→ **What the task requires**
Among the entries, which lines carry the string "text"? Copy each of them.
── Dataset content
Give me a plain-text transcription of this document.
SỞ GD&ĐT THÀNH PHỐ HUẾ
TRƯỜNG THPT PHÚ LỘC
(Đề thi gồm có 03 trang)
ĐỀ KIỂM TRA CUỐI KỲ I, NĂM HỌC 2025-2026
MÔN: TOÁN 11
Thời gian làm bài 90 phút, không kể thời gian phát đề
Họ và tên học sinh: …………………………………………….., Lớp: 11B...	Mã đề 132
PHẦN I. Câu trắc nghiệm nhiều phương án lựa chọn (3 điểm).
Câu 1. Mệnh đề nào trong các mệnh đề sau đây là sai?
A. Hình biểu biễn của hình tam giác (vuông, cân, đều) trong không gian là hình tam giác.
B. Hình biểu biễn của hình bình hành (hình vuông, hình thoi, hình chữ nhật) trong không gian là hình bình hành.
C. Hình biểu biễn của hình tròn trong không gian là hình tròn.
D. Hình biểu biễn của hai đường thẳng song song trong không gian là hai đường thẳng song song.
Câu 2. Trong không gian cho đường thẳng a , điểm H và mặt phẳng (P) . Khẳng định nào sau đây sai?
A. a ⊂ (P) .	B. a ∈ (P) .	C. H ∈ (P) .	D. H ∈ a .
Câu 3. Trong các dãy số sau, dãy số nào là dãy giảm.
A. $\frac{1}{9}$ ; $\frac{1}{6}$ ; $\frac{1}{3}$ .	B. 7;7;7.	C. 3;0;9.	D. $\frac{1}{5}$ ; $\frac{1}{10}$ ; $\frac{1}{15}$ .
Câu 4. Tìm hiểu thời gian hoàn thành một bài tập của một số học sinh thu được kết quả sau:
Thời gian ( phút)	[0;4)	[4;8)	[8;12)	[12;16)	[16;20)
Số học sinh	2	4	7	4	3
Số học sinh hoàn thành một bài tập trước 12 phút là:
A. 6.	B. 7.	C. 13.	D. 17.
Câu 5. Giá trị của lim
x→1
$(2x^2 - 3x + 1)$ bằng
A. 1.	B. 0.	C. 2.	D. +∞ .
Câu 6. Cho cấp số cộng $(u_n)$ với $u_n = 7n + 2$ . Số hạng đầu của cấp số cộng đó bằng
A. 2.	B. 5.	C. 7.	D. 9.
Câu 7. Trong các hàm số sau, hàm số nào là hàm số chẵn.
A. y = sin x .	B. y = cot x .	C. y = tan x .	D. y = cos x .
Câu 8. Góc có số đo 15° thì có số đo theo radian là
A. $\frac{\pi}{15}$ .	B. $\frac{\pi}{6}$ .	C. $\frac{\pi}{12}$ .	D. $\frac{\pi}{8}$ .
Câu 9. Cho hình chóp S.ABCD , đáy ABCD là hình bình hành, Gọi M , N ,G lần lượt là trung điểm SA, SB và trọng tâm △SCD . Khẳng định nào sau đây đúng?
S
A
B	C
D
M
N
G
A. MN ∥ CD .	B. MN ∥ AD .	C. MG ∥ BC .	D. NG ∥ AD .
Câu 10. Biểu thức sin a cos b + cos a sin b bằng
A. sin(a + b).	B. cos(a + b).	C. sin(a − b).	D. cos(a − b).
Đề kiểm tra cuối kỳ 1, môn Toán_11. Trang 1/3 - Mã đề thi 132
────
── Dataset content
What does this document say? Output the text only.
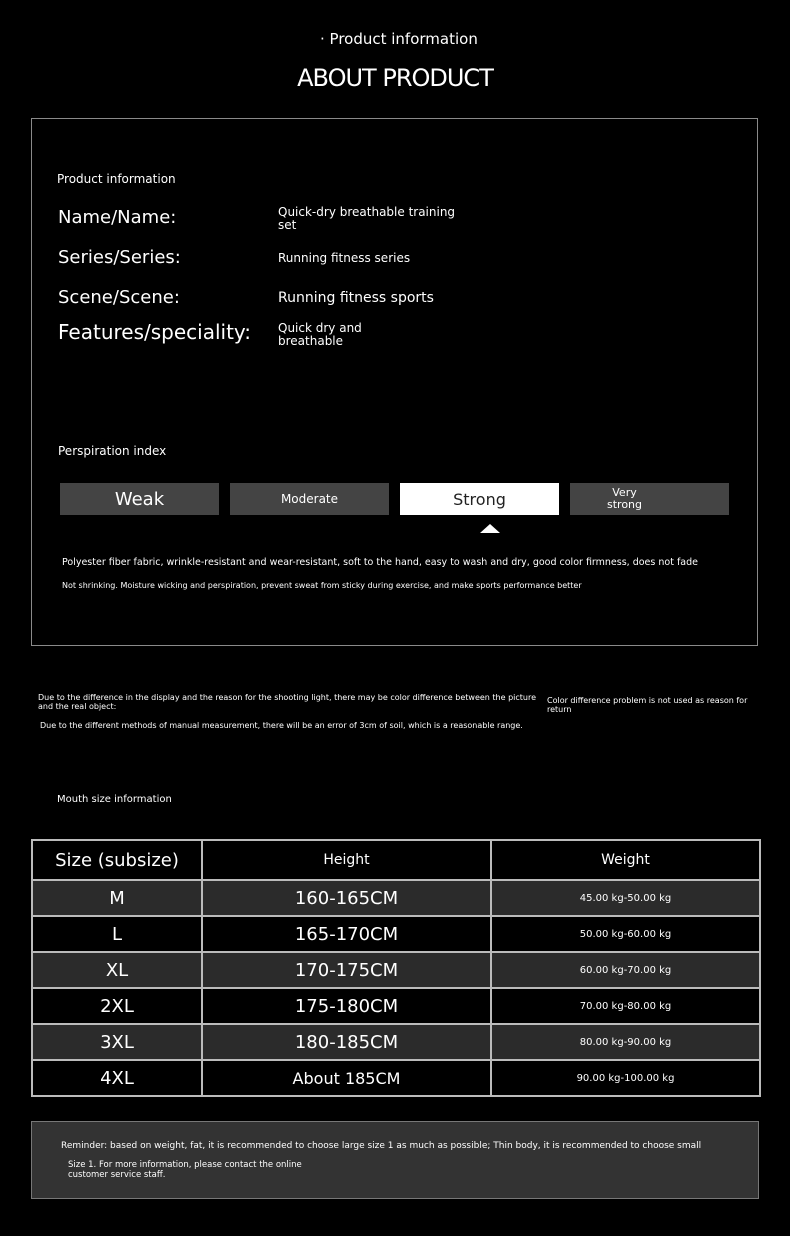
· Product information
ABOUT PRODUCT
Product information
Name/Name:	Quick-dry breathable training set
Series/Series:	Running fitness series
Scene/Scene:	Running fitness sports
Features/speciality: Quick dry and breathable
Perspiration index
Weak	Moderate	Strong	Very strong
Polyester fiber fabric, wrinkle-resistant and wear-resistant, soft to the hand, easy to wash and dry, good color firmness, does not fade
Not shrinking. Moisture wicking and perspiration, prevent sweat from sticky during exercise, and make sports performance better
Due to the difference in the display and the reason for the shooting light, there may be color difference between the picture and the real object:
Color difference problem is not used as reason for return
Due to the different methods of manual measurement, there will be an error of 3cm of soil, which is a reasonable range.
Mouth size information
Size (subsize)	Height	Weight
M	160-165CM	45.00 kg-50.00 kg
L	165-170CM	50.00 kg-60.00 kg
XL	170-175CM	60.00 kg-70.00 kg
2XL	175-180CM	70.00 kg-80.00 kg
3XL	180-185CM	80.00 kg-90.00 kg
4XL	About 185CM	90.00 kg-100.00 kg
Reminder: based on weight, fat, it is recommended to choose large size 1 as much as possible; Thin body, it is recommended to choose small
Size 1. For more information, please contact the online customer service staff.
────
→ **Solution below**
Give me a plain-text transcription of this document.
What does this document say? Output the text only.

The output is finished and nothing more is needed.